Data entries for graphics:
____________

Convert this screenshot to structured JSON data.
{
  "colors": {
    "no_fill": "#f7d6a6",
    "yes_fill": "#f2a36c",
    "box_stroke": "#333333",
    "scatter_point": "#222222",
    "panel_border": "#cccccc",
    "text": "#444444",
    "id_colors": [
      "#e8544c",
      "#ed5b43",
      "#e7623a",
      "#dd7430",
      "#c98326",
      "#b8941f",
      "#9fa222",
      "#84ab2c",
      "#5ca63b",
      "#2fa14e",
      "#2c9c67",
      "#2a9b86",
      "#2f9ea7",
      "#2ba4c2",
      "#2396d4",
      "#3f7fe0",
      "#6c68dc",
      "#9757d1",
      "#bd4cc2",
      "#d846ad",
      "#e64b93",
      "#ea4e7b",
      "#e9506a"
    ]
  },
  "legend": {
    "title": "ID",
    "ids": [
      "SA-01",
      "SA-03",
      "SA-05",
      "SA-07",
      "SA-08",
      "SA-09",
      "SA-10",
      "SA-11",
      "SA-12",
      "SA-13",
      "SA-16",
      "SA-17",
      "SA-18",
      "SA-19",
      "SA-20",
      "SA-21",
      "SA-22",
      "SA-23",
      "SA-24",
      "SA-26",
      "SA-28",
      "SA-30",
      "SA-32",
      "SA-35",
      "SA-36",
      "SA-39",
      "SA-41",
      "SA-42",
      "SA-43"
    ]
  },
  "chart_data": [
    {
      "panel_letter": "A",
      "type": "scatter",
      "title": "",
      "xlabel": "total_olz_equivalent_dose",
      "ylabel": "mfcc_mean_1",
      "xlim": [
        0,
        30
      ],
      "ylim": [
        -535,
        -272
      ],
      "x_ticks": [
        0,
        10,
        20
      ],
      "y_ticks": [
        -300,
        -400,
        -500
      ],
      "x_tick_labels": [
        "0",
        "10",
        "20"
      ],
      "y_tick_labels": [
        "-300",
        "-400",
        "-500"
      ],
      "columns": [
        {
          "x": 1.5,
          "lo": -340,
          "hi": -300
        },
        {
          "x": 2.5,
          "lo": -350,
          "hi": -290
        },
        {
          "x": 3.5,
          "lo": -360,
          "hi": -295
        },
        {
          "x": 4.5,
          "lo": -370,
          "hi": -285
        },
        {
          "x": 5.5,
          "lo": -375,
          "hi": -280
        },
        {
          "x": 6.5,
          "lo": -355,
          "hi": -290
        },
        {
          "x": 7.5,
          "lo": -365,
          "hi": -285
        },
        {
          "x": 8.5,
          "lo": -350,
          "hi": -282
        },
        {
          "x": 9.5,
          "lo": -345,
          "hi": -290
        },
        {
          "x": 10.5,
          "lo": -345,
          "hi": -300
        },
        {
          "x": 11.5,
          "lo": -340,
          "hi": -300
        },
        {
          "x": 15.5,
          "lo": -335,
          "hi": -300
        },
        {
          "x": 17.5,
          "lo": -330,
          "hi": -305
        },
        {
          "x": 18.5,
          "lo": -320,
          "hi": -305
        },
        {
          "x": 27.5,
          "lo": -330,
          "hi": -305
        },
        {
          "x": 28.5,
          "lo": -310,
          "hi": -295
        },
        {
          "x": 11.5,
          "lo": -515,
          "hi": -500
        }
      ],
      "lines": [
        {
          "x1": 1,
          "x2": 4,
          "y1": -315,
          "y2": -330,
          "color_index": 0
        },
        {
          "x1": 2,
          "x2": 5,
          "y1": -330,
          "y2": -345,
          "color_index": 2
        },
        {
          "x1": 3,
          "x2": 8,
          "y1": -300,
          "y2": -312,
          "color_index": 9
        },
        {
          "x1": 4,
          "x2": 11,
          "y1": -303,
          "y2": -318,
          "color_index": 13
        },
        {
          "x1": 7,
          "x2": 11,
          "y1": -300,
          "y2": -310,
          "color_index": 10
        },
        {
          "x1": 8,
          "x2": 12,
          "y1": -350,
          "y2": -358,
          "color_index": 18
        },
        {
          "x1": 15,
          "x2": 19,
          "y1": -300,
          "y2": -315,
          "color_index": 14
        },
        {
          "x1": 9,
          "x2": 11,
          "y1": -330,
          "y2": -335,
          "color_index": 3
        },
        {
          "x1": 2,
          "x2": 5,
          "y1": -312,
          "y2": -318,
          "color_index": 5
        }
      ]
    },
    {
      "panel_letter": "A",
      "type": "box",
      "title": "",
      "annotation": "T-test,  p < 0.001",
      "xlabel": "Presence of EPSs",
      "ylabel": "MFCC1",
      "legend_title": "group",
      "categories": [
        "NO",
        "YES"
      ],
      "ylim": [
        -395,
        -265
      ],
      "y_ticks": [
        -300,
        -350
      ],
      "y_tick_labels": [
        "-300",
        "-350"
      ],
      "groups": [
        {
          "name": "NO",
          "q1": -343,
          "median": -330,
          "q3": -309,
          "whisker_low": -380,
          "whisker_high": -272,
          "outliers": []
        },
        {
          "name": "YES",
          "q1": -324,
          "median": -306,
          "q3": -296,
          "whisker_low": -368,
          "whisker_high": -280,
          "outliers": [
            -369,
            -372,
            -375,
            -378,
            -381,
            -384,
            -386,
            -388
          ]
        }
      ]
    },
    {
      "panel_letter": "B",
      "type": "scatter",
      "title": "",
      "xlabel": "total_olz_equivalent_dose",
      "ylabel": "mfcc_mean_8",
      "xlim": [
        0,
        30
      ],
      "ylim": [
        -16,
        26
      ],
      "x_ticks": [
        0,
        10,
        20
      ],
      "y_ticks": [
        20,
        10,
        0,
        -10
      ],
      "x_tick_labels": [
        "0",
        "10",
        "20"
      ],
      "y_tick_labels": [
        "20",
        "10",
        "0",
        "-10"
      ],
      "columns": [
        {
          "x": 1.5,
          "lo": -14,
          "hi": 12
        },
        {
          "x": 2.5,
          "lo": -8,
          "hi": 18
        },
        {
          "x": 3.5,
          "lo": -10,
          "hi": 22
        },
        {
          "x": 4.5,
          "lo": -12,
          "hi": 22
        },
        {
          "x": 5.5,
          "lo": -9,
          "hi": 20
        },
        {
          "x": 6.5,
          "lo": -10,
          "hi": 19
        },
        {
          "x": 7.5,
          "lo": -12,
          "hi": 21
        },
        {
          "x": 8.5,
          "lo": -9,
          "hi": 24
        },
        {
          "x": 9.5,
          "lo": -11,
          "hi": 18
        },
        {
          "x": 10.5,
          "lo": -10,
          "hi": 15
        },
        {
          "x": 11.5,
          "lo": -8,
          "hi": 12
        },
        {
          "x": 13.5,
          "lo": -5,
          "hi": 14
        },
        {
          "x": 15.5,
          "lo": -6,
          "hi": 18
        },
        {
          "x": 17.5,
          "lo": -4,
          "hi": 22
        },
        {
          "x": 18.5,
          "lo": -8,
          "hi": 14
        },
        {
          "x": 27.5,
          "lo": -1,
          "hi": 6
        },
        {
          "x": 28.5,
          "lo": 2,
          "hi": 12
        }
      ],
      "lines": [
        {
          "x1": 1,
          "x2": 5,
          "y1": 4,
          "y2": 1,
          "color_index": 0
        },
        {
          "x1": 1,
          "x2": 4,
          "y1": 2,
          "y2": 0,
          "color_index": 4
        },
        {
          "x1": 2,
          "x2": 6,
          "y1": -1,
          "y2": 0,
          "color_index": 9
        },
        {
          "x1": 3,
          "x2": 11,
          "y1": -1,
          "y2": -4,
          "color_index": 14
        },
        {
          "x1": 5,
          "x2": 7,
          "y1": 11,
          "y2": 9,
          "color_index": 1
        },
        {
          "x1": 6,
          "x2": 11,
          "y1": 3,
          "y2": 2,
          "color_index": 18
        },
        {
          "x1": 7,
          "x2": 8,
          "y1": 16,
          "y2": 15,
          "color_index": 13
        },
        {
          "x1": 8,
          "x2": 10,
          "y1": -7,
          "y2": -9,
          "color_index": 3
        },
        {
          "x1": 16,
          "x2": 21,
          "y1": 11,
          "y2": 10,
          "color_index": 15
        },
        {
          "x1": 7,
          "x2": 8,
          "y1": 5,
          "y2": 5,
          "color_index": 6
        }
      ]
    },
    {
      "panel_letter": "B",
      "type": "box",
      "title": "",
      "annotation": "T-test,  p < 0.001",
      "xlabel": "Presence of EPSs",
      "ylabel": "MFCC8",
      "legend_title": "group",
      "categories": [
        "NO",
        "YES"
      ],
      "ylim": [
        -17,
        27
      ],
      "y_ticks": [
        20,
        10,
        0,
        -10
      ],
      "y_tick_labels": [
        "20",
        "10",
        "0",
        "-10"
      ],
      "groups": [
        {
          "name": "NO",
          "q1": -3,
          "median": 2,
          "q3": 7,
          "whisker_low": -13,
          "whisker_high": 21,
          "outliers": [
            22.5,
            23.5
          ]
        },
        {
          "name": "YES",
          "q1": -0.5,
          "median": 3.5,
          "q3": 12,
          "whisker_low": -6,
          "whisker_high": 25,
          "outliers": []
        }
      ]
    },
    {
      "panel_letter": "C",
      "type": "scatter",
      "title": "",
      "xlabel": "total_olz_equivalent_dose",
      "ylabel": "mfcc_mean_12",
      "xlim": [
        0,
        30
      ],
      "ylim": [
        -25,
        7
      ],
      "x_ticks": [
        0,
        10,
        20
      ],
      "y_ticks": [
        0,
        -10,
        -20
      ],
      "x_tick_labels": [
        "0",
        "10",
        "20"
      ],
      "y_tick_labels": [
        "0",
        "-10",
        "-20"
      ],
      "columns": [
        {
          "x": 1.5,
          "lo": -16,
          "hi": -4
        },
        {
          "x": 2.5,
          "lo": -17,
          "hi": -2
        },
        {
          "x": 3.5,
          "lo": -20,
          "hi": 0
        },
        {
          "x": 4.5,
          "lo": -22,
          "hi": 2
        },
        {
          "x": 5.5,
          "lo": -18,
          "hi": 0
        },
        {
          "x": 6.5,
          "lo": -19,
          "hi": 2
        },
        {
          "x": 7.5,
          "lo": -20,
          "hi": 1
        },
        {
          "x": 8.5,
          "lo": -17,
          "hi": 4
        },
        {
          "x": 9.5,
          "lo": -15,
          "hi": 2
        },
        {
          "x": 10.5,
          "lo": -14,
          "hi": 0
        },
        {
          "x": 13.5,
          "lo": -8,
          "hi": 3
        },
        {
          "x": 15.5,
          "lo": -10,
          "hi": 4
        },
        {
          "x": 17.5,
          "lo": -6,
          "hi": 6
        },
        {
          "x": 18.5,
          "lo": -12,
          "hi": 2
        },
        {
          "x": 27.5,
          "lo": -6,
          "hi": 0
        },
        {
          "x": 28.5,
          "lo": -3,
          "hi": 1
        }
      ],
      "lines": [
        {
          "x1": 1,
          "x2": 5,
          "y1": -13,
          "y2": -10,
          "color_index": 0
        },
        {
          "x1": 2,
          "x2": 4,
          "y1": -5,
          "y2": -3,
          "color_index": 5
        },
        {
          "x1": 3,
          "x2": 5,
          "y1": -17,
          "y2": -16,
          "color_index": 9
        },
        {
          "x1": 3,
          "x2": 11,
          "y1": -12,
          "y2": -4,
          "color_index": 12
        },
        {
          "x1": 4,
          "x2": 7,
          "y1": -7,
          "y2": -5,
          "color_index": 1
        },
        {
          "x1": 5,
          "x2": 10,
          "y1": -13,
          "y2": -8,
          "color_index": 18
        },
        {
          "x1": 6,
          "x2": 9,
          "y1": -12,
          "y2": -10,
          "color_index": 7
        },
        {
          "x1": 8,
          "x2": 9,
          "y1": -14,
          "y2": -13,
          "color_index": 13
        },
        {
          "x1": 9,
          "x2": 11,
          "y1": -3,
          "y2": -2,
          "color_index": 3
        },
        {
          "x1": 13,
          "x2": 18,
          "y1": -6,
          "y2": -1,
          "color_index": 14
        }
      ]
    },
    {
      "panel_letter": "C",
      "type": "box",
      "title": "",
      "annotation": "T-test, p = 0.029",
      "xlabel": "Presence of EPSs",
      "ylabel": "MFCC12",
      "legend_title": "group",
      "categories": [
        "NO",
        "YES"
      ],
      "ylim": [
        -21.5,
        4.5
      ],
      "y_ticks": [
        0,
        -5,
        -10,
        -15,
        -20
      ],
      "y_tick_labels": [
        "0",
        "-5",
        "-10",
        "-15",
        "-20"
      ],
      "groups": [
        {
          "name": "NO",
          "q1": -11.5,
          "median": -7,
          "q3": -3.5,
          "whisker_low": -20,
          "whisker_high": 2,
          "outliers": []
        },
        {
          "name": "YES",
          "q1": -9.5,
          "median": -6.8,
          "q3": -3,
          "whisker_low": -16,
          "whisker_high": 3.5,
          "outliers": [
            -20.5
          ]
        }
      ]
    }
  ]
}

____________

WORK INSTRUCTIONS: Out of the preceding entries, pull every line containing the string "median".

EXERCISE RESPONSE:
          "median": -330,
          "median": -306,
          "median": 2,
          "median": 3.5,
          "median": -7,
          "median": -6.8,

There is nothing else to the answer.